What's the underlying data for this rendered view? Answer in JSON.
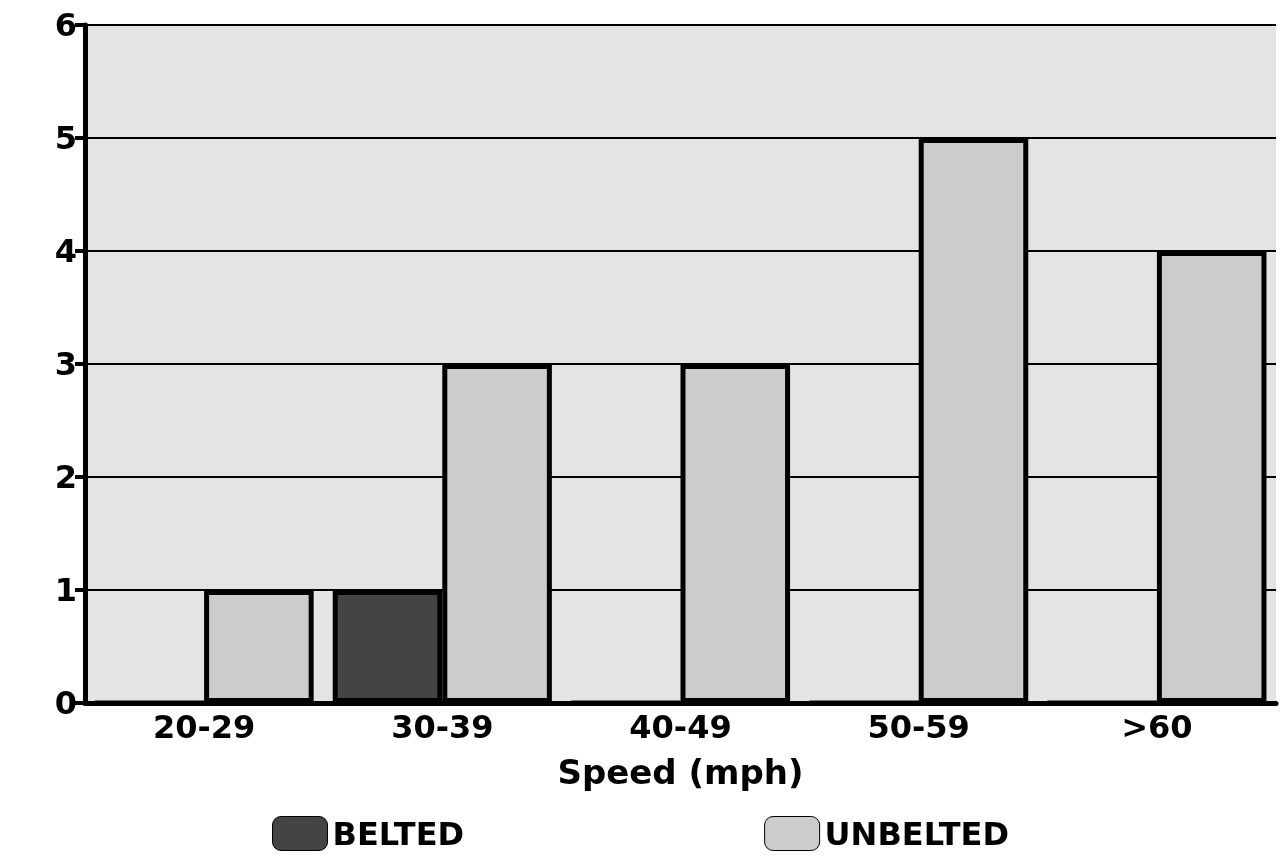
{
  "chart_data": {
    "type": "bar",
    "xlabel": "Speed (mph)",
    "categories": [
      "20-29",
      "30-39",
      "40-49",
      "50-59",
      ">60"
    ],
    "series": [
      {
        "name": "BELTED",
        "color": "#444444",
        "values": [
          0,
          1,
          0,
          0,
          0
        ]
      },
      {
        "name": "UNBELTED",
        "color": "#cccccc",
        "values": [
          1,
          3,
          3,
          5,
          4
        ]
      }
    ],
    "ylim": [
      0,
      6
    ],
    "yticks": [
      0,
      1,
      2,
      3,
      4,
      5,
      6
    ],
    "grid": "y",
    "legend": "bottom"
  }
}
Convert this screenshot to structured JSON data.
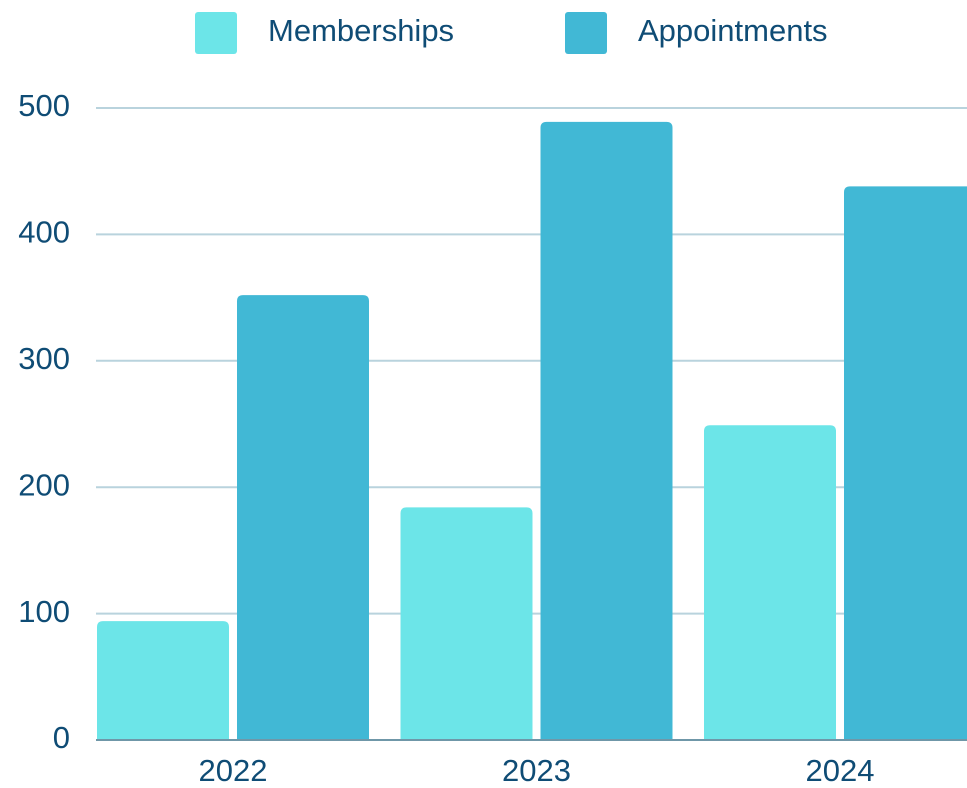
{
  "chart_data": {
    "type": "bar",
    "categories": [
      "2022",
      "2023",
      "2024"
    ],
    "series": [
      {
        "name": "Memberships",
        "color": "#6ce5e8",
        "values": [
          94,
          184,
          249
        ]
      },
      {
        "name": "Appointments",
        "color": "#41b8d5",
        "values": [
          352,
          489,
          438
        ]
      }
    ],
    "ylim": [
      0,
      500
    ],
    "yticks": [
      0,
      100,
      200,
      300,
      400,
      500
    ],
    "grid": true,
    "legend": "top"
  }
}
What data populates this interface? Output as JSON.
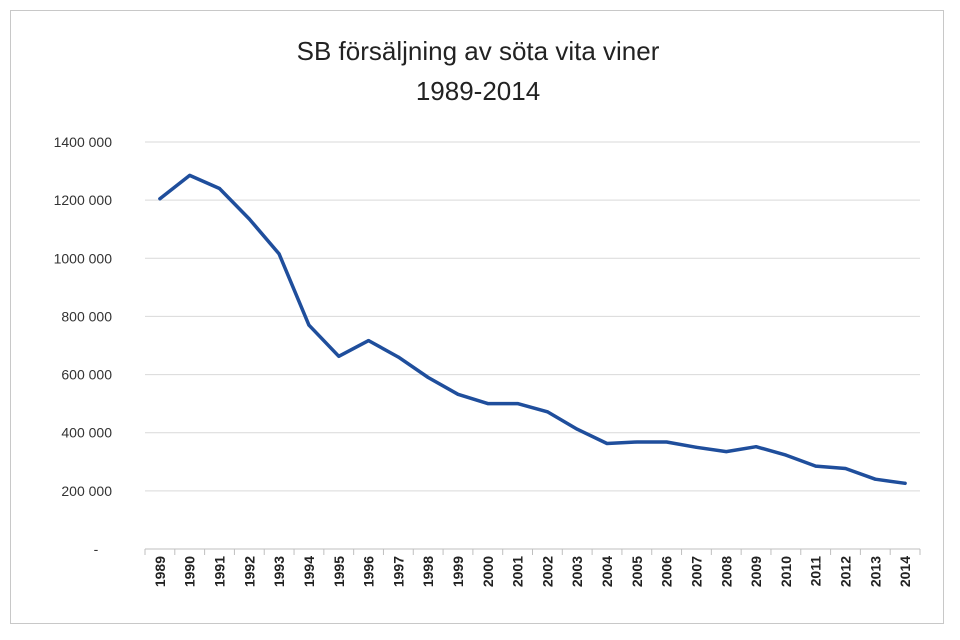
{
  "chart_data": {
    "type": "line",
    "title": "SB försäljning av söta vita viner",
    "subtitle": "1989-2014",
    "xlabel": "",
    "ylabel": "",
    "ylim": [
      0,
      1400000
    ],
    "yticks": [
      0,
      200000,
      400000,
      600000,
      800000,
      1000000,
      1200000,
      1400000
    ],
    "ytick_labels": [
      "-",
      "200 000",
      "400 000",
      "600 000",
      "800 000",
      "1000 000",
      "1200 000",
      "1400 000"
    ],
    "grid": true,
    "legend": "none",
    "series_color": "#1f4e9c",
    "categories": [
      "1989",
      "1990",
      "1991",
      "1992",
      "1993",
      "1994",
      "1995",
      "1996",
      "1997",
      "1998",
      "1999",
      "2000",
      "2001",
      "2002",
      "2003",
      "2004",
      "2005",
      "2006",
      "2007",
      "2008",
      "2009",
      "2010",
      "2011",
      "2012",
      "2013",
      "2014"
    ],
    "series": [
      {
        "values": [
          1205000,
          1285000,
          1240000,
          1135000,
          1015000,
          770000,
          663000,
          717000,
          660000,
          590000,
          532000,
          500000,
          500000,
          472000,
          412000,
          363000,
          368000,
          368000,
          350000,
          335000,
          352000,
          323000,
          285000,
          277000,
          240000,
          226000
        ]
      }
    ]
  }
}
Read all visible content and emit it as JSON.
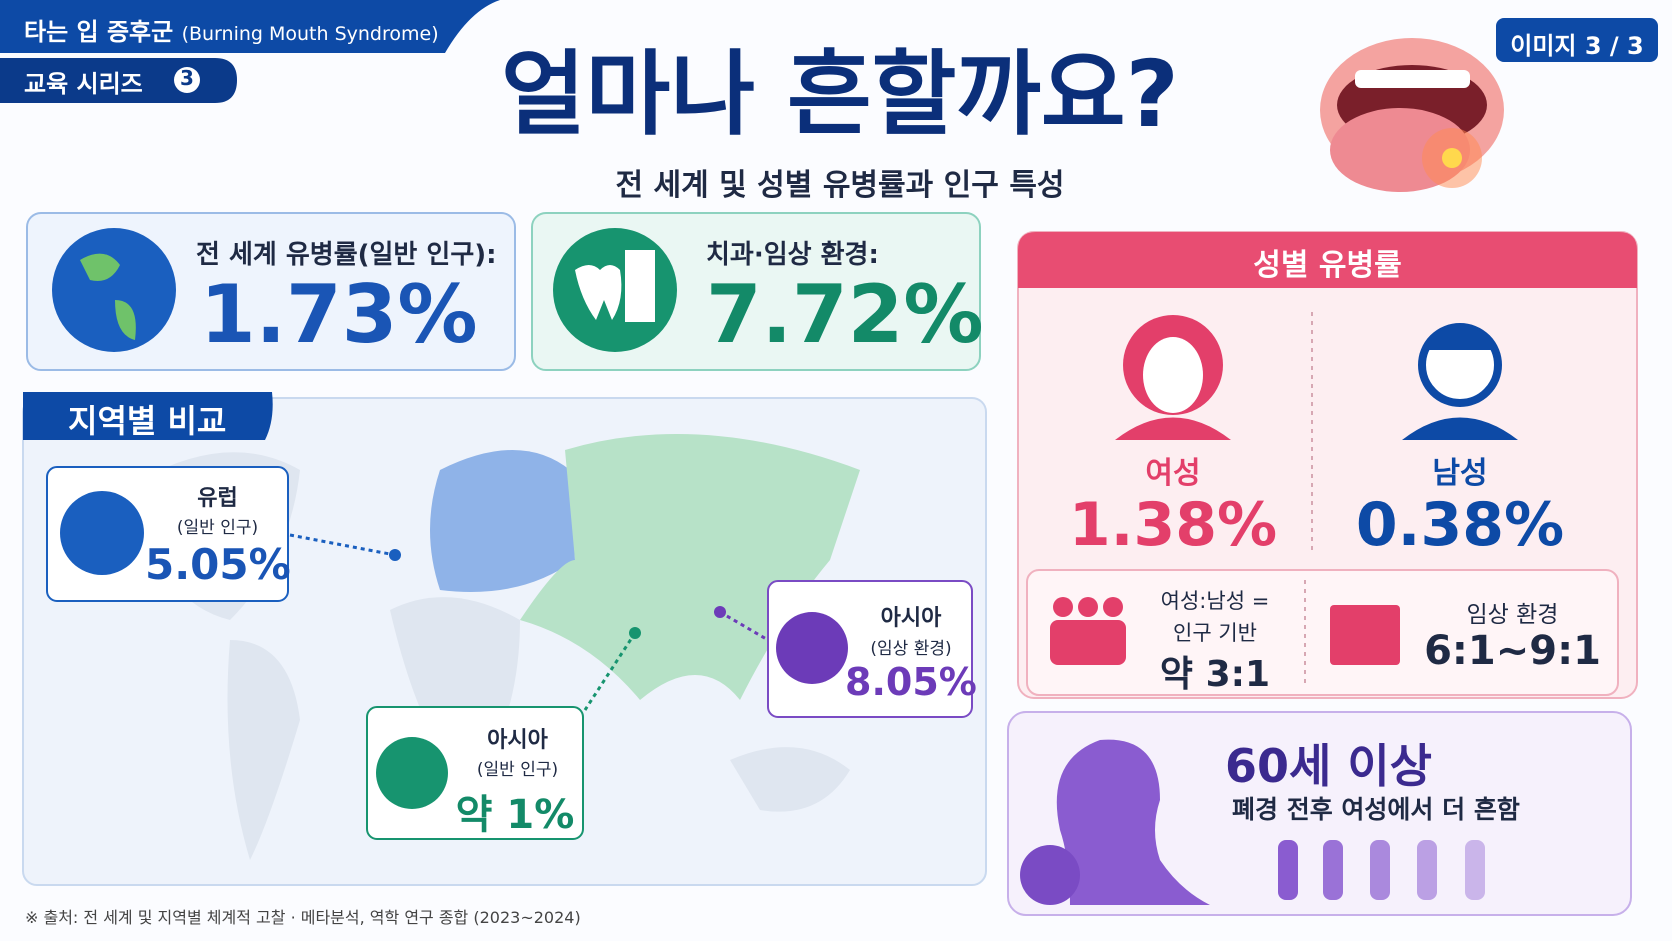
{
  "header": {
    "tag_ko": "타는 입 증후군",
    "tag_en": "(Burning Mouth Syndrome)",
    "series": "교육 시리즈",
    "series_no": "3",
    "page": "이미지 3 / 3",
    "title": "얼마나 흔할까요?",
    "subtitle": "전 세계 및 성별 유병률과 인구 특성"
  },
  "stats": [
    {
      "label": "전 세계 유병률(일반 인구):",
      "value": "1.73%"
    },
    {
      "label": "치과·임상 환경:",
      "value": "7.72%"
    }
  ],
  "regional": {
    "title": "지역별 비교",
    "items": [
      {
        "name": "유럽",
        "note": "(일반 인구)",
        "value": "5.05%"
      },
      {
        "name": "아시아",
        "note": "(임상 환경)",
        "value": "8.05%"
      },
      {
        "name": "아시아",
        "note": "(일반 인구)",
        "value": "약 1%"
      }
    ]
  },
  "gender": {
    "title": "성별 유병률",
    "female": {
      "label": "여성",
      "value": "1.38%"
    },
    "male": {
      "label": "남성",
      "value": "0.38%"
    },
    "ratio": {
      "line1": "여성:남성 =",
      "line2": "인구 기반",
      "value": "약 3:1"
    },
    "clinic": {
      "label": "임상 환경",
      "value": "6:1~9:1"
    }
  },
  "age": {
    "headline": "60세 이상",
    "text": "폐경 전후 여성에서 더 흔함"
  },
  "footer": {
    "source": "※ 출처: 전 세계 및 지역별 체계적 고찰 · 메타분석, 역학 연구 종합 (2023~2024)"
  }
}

### EXERCISE PROMPT
Restate the whole of the material word for word without the pictures.

### OUTPUT FOR THIS TASK
What's the underlying data for this rendered view? Answer in JSON.
{
  "chart_data": {
    "type": "bar",
    "xlabel": "Speed (mph)",
    "categories": [
      "20-29",
      "30-39",
      "40-49",
      "50-59",
      ">60"
    ],
    "series": [
      {
        "name": "BELTED",
        "color": "#444444",
        "values": [
          0,
          1,
          0,
          0,
          0
        ]
      },
      {
        "name": "UNBELTED",
        "color": "#cccccc",
        "values": [
          1,
          3,
          3,
          5,
          4
        ]
      }
    ],
    "ylim": [
      0,
      6
    ],
    "yticks": [
      0,
      1,
      2,
      3,
      4,
      5,
      6
    ],
    "grid": "y",
    "legend": "bottom"
  }
}
Convert this screenshot to structured JSON data.
{
  "chart_data": {
    "type": "bar",
    "categories": [
      "2022",
      "2023",
      "2024"
    ],
    "series": [
      {
        "name": "Memberships",
        "color": "#6ce5e8",
        "values": [
          94,
          184,
          249
        ]
      },
      {
        "name": "Appointments",
        "color": "#41b8d5",
        "values": [
          352,
          489,
          438
        ]
      }
    ],
    "ylim": [
      0,
      500
    ],
    "yticks": [
      0,
      100,
      200,
      300,
      400,
      500
    ],
    "grid": true,
    "legend": "top"
  }
}
What data populates this interface? Output as JSON.
{
  "chart_data": {
    "type": "line",
    "title": "SB försäljning av söta vita viner",
    "subtitle": "1989-2014",
    "xlabel": "",
    "ylabel": "",
    "ylim": [
      0,
      1400000
    ],
    "yticks": [
      0,
      200000,
      400000,
      600000,
      800000,
      1000000,
      1200000,
      1400000
    ],
    "ytick_labels": [
      "-",
      "200 000",
      "400 000",
      "600 000",
      "800 000",
      "1000 000",
      "1200 000",
      "1400 000"
    ],
    "grid": true,
    "legend": "none",
    "series_color": "#1f4e9c",
    "categories": [
      "1989",
      "1990",
      "1991",
      "1992",
      "1993",
      "1994",
      "1995",
      "1996",
      "1997",
      "1998",
      "1999",
      "2000",
      "2001",
      "2002",
      "2003",
      "2004",
      "2005",
      "2006",
      "2007",
      "2008",
      "2009",
      "2010",
      "2011",
      "2012",
      "2013",
      "2014"
    ],
    "series": [
      {
        "values": [
          1205000,
          1285000,
          1240000,
          1135000,
          1015000,
          770000,
          663000,
          717000,
          660000,
          590000,
          532000,
          500000,
          500000,
          472000,
          412000,
          363000,
          368000,
          368000,
          350000,
          335000,
          352000,
          323000,
          285000,
          277000,
          240000,
          226000
        ]
      }
    ]
  }
}
Read all visible content and emit it as JSON.
{
  "header": {
    "tag_ko": "타는 입 증후군",
    "tag_en": "(Burning Mouth Syndrome)",
    "series": "교육 시리즈",
    "series_no": "3",
    "page": "이미지 3 / 3",
    "title": "얼마나 흔할까요?",
    "subtitle": "전 세계 및 성별 유병률과 인구 특성"
  },
  "stats": [
    {
      "label": "전 세계 유병률(일반 인구):",
      "value": "1.73%"
    },
    {
      "label": "치과·임상 환경:",
      "value": "7.72%"
    }
  ],
  "regional": {
    "title": "지역별 비교",
    "items": [
      {
        "name": "유럽",
        "note": "(일반 인구)",
        "value": "5.05%"
      },
      {
        "name": "아시아",
        "note": "(임상 환경)",
        "value": "8.05%"
      },
      {
        "name": "아시아",
        "note": "(일반 인구)",
        "value": "약 1%"
      }
    ]
  },
  "gender": {
    "title": "성별 유병률",
    "female": {
      "label": "여성",
      "value": "1.38%"
    },
    "male": {
      "label": "남성",
      "value": "0.38%"
    },
    "ratio": {
      "line1": "여성:남성 =",
      "line2": "인구 기반",
      "value": "약 3:1"
    },
    "clinic": {
      "label": "임상 환경",
      "value": "6:1~9:1"
    }
  },
  "age": {
    "headline": "60세 이상",
    "text": "폐경 전후 여성에서 더 흔함"
  },
  "footer": {
    "source": "※ 출처: 전 세계 및 지역별 체계적 고찰 · 메타분석, 역학 연구 종합 (2023~2024)"
  }
}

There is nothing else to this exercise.